(Records excerpted from a collection)
----------------------------------------

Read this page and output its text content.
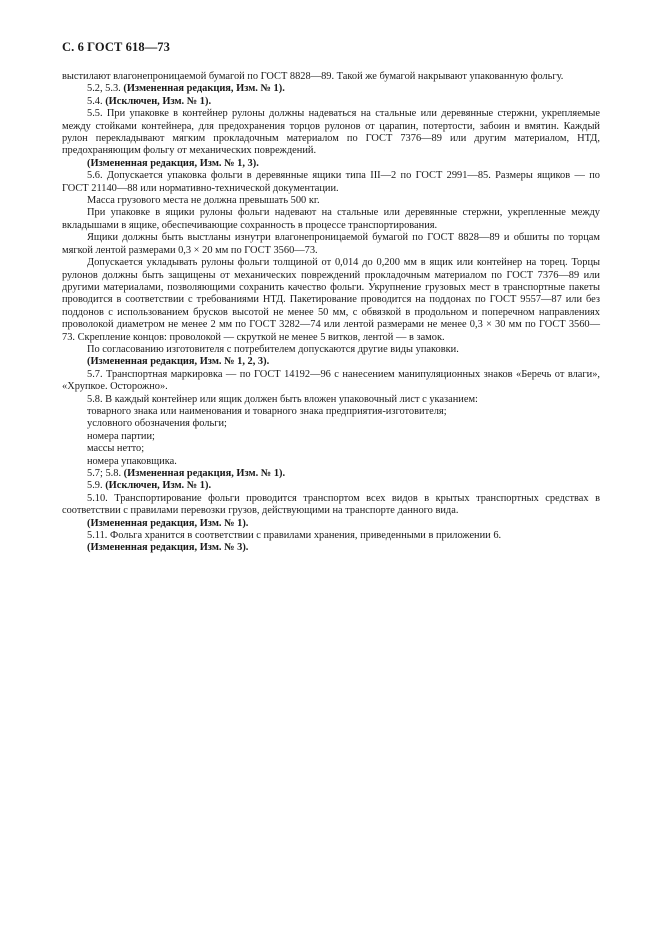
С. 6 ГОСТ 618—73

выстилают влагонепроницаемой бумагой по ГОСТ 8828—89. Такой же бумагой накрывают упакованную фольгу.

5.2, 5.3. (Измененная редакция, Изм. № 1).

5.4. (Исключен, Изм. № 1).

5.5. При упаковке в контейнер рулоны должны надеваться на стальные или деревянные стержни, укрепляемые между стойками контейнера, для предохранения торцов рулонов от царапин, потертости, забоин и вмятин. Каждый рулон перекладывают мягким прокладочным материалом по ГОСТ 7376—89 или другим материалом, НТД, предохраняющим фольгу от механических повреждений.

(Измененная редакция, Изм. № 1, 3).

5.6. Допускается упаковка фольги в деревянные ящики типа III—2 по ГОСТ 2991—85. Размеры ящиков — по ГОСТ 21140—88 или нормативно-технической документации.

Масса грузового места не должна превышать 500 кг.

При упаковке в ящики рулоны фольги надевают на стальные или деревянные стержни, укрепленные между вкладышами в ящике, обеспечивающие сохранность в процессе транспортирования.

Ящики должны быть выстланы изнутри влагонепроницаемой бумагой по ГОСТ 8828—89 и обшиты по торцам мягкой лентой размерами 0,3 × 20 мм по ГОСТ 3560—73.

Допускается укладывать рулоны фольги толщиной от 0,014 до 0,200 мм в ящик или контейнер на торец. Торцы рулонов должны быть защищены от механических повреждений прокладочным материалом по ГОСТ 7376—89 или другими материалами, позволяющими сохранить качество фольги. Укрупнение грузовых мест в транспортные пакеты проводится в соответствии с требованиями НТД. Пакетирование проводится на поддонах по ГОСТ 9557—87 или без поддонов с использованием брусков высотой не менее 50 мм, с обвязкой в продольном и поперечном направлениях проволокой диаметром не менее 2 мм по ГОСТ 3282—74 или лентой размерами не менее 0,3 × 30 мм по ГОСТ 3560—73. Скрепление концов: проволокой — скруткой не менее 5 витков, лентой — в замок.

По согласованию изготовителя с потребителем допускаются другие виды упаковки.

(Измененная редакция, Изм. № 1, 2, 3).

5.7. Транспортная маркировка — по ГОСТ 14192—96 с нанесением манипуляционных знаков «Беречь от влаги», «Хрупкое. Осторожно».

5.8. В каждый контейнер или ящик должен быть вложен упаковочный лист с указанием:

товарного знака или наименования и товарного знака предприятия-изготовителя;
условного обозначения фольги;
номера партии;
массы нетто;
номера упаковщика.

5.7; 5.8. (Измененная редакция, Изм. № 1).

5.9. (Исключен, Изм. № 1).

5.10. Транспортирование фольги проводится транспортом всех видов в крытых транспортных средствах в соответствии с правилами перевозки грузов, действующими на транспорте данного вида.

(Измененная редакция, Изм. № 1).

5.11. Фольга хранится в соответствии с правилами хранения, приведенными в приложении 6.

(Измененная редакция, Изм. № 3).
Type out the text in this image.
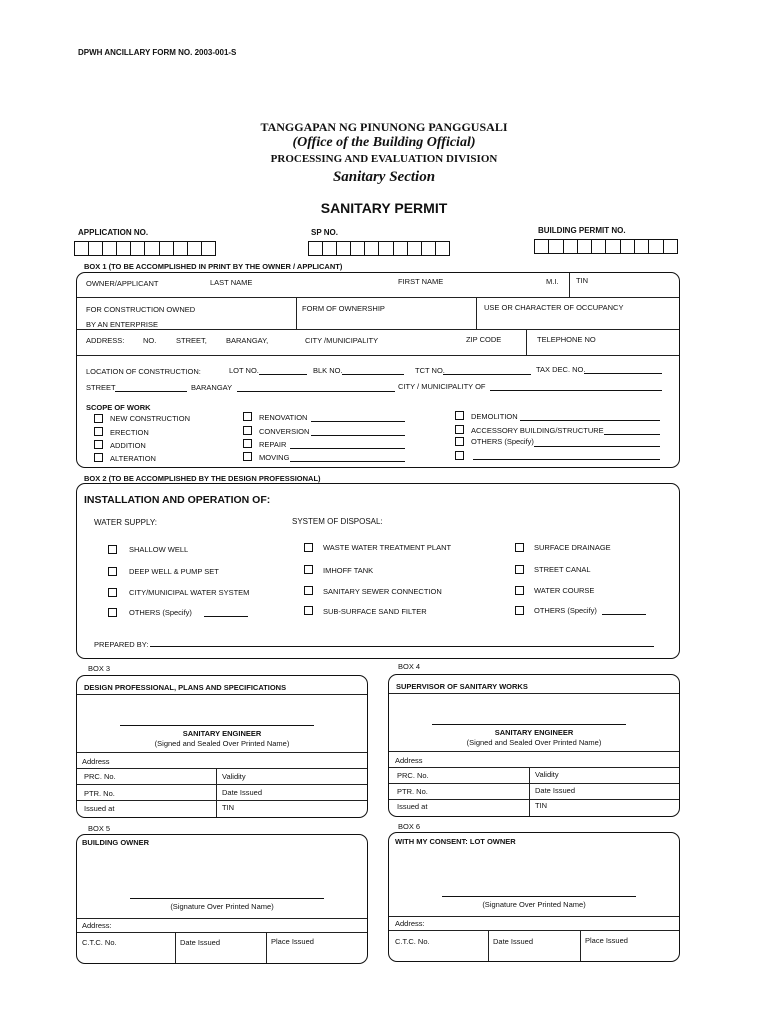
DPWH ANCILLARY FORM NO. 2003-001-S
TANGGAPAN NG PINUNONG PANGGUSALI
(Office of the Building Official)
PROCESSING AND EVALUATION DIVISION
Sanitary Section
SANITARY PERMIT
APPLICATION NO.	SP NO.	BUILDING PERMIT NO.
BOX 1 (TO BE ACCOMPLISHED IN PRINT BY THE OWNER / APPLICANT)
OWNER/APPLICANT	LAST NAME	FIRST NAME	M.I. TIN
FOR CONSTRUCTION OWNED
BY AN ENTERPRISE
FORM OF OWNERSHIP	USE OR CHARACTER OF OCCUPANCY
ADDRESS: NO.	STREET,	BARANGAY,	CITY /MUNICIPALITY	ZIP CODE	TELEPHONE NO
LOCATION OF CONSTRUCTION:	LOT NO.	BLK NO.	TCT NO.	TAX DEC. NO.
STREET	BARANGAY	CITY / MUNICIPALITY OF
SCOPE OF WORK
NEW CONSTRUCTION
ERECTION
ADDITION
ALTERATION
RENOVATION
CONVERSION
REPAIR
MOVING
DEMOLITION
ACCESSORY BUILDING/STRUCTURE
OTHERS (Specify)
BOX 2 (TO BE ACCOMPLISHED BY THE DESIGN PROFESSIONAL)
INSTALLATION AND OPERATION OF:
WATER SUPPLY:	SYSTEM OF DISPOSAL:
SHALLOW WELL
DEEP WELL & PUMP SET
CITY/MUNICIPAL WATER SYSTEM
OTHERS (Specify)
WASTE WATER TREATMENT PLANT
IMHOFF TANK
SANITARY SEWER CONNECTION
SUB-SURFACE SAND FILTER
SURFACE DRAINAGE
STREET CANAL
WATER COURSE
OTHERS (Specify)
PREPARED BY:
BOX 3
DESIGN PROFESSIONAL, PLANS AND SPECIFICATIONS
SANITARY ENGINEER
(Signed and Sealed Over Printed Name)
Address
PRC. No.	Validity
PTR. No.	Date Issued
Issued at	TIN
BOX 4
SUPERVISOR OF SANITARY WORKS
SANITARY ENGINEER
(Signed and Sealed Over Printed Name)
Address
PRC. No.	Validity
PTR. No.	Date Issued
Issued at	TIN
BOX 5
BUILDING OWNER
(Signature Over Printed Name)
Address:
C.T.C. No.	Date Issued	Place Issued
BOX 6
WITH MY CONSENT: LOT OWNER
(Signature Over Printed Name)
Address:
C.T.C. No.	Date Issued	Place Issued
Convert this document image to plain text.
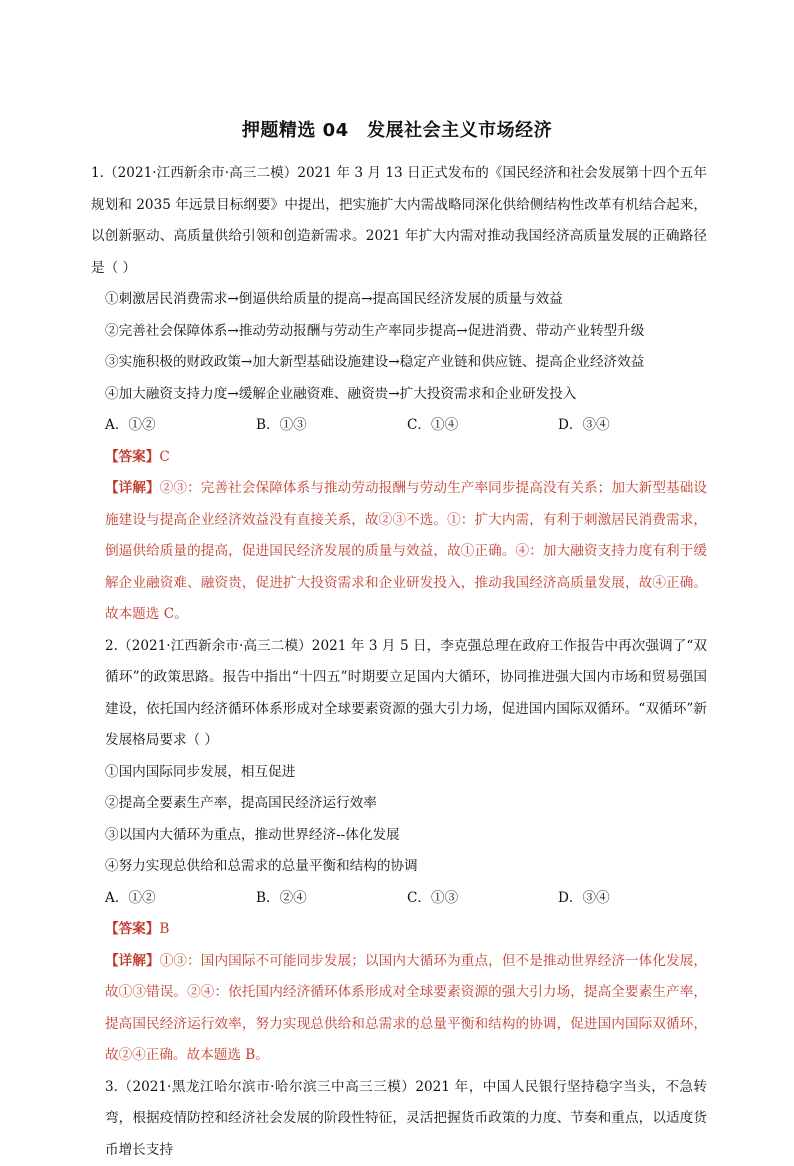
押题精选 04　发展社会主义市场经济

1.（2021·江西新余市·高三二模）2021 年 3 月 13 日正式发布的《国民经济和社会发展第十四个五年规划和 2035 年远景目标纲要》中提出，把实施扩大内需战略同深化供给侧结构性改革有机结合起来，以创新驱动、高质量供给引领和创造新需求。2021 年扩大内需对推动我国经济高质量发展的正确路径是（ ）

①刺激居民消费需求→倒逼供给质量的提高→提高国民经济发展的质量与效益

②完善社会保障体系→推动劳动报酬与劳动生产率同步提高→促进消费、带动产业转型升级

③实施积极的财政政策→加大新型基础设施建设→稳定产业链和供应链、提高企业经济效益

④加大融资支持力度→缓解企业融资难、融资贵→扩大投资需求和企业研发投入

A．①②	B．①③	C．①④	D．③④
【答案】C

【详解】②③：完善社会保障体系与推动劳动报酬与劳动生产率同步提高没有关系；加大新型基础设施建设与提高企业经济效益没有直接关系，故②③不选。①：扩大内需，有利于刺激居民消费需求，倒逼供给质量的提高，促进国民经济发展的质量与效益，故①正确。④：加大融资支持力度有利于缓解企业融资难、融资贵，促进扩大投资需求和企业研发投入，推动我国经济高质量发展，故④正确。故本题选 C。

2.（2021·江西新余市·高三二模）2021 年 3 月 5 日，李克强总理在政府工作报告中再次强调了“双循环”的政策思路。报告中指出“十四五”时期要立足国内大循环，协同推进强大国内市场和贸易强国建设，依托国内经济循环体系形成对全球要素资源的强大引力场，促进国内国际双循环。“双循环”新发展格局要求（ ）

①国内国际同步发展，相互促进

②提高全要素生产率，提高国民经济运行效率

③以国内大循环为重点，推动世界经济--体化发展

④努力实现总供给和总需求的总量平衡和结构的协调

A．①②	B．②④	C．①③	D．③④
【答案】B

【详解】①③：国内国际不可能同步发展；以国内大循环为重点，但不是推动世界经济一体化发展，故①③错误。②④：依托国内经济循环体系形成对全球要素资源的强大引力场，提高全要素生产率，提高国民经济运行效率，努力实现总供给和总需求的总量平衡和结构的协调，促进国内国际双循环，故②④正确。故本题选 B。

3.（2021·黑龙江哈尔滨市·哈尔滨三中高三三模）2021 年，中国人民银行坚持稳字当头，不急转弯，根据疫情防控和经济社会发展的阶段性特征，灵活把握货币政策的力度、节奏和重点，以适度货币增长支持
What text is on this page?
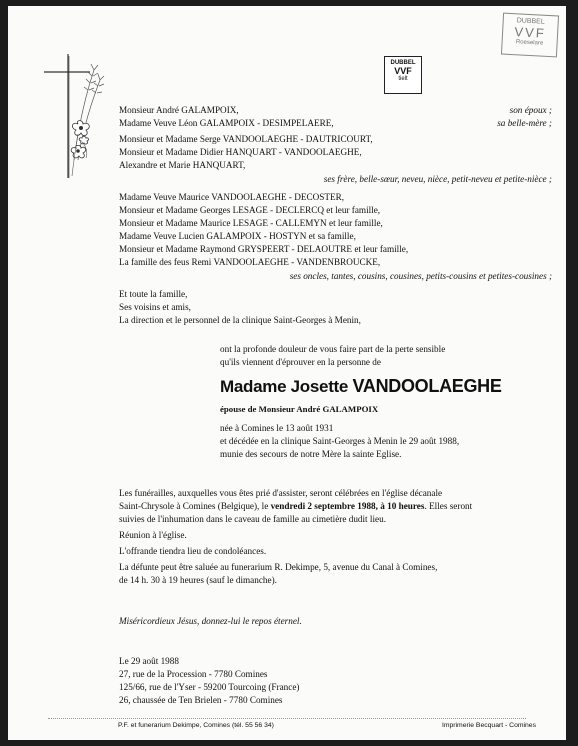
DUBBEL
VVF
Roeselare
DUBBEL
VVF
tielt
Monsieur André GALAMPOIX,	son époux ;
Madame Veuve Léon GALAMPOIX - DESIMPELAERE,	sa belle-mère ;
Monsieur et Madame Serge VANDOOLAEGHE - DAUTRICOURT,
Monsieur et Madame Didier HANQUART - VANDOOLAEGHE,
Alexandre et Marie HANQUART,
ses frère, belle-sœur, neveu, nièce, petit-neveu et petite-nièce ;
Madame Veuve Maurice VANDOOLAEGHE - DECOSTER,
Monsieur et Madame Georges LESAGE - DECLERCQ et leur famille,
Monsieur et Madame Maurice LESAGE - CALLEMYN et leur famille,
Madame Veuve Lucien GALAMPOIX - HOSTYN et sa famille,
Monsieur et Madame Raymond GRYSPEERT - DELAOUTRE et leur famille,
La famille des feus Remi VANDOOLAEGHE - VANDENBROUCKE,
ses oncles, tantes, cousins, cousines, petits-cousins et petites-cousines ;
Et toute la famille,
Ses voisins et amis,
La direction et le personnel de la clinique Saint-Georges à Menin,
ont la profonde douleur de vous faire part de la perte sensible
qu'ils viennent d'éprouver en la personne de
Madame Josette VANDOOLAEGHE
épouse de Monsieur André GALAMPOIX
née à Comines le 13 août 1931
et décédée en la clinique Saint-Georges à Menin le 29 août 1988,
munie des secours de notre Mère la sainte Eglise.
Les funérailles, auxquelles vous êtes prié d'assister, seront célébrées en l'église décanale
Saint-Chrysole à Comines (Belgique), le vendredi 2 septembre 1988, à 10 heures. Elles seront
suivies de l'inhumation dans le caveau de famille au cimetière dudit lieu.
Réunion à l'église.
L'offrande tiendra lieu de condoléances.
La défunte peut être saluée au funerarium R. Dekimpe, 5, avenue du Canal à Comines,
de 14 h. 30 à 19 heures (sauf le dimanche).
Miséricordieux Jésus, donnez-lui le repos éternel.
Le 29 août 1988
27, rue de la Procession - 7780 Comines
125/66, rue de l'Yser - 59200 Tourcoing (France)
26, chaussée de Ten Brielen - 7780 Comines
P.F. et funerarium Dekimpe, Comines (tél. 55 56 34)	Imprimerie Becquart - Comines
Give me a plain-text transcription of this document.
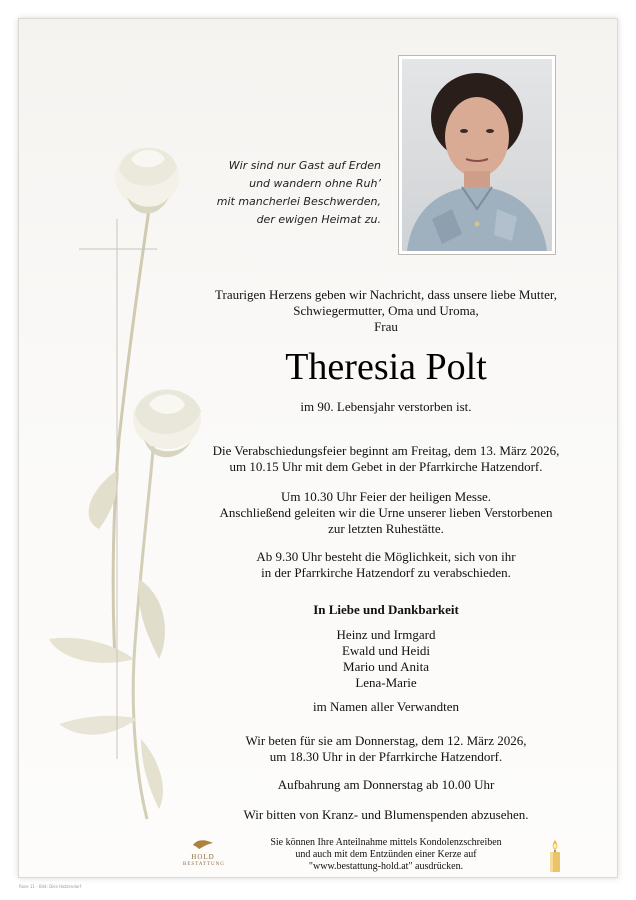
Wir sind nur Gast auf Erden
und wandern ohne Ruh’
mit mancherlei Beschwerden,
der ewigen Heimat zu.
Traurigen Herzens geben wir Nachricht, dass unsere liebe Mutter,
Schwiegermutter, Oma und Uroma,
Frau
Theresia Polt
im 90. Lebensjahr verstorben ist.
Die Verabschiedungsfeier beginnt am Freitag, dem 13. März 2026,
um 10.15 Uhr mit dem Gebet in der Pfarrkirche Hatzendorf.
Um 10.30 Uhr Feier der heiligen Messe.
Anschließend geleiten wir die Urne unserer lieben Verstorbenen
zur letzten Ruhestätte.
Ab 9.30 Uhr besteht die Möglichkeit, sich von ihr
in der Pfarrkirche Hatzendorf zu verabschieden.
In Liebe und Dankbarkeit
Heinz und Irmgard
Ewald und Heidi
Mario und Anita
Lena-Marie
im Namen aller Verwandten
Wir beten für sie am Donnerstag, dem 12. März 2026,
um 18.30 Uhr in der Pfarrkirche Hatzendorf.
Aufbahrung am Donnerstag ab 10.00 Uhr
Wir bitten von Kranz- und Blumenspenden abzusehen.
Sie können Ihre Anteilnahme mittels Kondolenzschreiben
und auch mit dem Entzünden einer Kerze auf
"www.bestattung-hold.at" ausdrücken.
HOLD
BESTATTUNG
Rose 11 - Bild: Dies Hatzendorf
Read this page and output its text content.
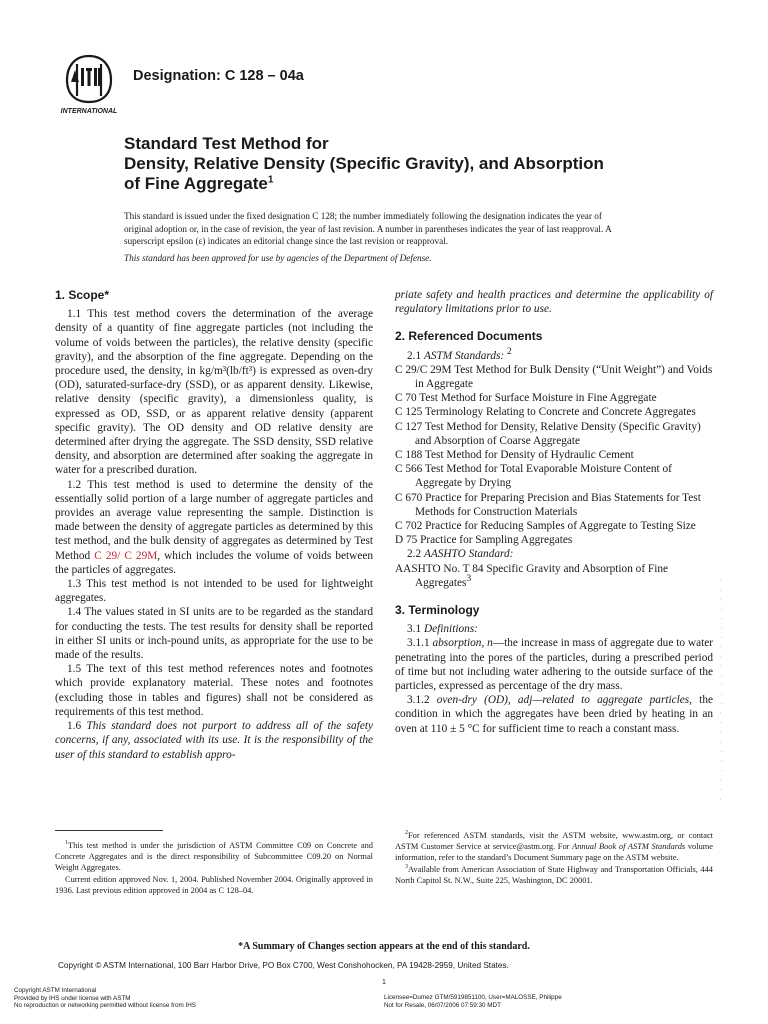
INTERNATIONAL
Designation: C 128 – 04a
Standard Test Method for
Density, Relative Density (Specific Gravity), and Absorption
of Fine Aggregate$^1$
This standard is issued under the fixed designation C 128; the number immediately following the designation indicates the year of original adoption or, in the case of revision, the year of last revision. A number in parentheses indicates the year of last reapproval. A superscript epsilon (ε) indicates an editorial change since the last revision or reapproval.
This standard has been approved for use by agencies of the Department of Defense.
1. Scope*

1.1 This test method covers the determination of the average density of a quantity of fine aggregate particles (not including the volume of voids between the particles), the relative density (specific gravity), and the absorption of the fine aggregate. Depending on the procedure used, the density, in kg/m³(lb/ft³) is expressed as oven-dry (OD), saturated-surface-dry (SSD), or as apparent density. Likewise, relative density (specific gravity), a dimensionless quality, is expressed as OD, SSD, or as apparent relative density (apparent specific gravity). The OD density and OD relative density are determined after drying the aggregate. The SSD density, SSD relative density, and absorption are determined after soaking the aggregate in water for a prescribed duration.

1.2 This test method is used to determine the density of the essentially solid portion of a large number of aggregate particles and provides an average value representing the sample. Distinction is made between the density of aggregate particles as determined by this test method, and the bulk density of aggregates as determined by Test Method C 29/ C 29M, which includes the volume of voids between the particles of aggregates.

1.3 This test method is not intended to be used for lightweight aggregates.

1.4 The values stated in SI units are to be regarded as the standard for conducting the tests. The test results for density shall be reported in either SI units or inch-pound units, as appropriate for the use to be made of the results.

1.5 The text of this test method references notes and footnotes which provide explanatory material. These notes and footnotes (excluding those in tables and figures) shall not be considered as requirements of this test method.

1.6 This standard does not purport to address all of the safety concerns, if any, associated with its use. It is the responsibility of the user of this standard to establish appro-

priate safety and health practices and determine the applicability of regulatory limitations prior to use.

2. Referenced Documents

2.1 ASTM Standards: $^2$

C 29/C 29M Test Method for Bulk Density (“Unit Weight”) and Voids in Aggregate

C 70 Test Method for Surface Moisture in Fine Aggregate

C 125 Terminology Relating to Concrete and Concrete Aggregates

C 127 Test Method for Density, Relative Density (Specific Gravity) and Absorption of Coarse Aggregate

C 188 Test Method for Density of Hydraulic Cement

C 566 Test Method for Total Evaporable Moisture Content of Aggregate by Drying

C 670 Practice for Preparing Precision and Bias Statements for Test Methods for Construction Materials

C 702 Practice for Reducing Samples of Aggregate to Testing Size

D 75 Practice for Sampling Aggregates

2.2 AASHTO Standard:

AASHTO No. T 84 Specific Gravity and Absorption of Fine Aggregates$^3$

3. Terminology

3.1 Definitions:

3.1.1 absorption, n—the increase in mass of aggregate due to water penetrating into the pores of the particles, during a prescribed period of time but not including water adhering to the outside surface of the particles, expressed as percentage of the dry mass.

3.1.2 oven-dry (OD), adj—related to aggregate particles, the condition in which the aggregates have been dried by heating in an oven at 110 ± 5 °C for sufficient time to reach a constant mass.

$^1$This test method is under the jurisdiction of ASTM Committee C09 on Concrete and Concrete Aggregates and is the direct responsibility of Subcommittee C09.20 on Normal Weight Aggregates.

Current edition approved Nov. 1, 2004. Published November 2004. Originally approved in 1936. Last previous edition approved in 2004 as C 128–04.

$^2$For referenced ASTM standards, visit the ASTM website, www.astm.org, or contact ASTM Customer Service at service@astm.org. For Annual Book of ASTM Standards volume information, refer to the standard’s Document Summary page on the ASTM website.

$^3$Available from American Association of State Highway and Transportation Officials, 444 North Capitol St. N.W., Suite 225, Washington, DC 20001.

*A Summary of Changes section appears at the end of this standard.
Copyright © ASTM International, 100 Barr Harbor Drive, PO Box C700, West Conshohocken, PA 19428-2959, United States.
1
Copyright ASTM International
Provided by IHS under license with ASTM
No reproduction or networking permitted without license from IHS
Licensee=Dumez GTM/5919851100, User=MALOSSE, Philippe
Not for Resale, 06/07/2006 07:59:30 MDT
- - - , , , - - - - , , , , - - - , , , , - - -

----------------------------------------

Task to carry out.
Search the lines above for the string "funerarium", then show every one that has it.

Output of the exercise.
La défunte peut être saluée au funerarium R. Dekimpe, 5, avenue du Canal à Comines,
P.F. et funerarium Dekimpe, Comines (tél. 55 56 34)	Imprimerie Becquart - Comines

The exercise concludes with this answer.